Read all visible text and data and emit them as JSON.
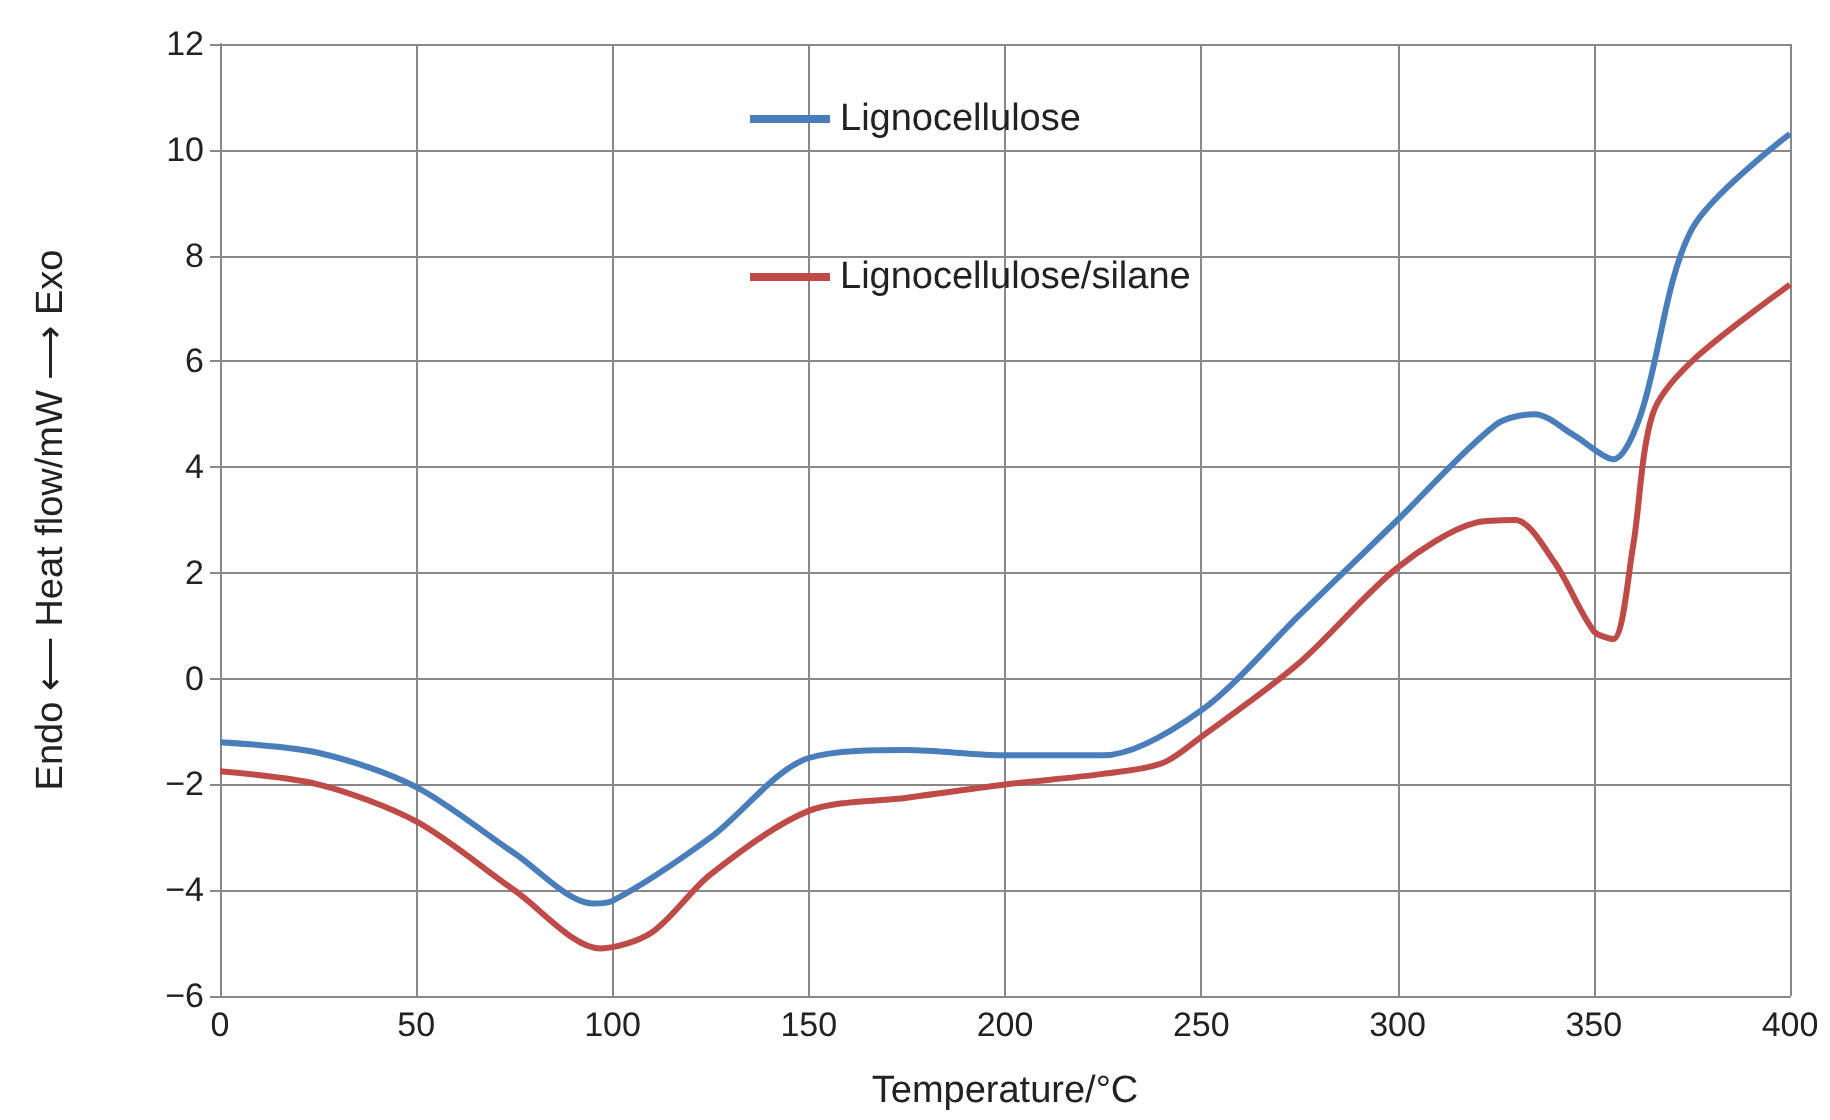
{
  "chart_data": {
    "type": "line",
    "xlabel": "Temperature/°C",
    "ylabel": "Endo ⟵ Heat flow/mW ⟶ Exo",
    "xlim": [
      0,
      400
    ],
    "xticks": [
      0,
      50,
      100,
      150,
      200,
      250,
      300,
      350,
      400
    ],
    "ylim": [
      -6,
      12
    ],
    "yticks": [
      -6,
      -4,
      -2,
      0,
      2,
      4,
      6,
      8,
      10,
      12
    ],
    "grid": true,
    "legend": "top",
    "marker": "none",
    "line_style": "solid",
    "series": [
      {
        "name": "Lignocellulose",
        "color": "#4a7ebb",
        "x": [
          0,
          25,
          50,
          75,
          95,
          100,
          125,
          150,
          175,
          200,
          225,
          250,
          275,
          300,
          325,
          335,
          345,
          355,
          362,
          375,
          400
        ],
        "values": [
          -1.2,
          -1.4,
          -2.05,
          -3.3,
          -4.25,
          -4.2,
          -3.0,
          -1.5,
          -1.35,
          -1.45,
          -1.45,
          -0.6,
          1.2,
          3.0,
          4.8,
          5.0,
          4.6,
          4.15,
          5.0,
          8.5,
          10.3
        ]
      },
      {
        "name": "Lignocellulose/silane",
        "color": "#be4b48",
        "x": [
          0,
          25,
          50,
          75,
          97,
          110,
          125,
          150,
          175,
          200,
          225,
          240,
          250,
          275,
          300,
          320,
          330,
          340,
          350,
          355,
          360,
          365,
          375,
          400
        ],
        "values": [
          -1.75,
          -2.0,
          -2.7,
          -4.0,
          -5.1,
          -4.8,
          -3.7,
          -2.5,
          -2.25,
          -2.0,
          -1.8,
          -1.6,
          -1.1,
          0.3,
          2.1,
          2.95,
          3.0,
          2.2,
          0.9,
          0.75,
          2.5,
          5.0,
          6.0,
          7.45
        ]
      }
    ]
  }
}
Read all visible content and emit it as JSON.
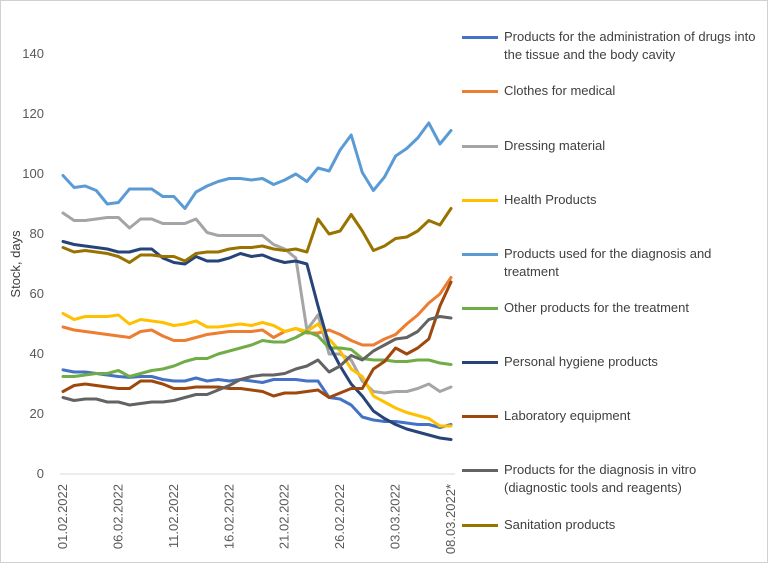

• • •

● INSTRUCTIONS FOR THE TASK: Exclude the pictures, and transcribe all of the material exactly.

● EXPECTED ANSWER:
Read all visible text and data and emit them as JSON.
{
  "chart_data": {
    "type": "line",
    "xlabel": "Temperature/°C",
    "ylabel": "Endo ⟵ Heat flow/mW ⟶ Exo",
    "xlim": [
      0,
      400
    ],
    "xticks": [
      0,
      50,
      100,
      150,
      200,
      250,
      300,
      350,
      400
    ],
    "ylim": [
      -6,
      12
    ],
    "yticks": [
      -6,
      -4,
      -2,
      0,
      2,
      4,
      6,
      8,
      10,
      12
    ],
    "grid": true,
    "legend": "top",
    "marker": "none",
    "line_style": "solid",
    "series": [
      {
        "name": "Lignocellulose",
        "color": "#4a7ebb",
        "x": [
          0,
          25,
          50,
          75,
          95,
          100,
          125,
          150,
          175,
          200,
          225,
          250,
          275,
          300,
          325,
          335,
          345,
          355,
          362,
          375,
          400
        ],
        "values": [
          -1.2,
          -1.4,
          -2.05,
          -3.3,
          -4.25,
          -4.2,
          -3.0,
          -1.5,
          -1.35,
          -1.45,
          -1.45,
          -0.6,
          1.2,
          3.0,
          4.8,
          5.0,
          4.6,
          4.15,
          5.0,
          8.5,
          10.3
        ]
      },
      {
        "name": "Lignocellulose/silane",
        "color": "#be4b48",
        "x": [
          0,
          25,
          50,
          75,
          97,
          110,
          125,
          150,
          175,
          200,
          225,
          240,
          250,
          275,
          300,
          320,
          330,
          340,
          350,
          355,
          360,
          365,
          375,
          400
        ],
        "values": [
          -1.75,
          -2.0,
          -2.7,
          -4.0,
          -5.1,
          -4.8,
          -3.7,
          -2.5,
          -2.25,
          -2.0,
          -1.8,
          -1.6,
          -1.1,
          0.3,
          2.1,
          2.95,
          3.0,
          2.2,
          0.9,
          0.75,
          2.5,
          5.0,
          6.0,
          7.45
        ]
      }
    ]
  }
}
Read all visible content and emit it as JSON.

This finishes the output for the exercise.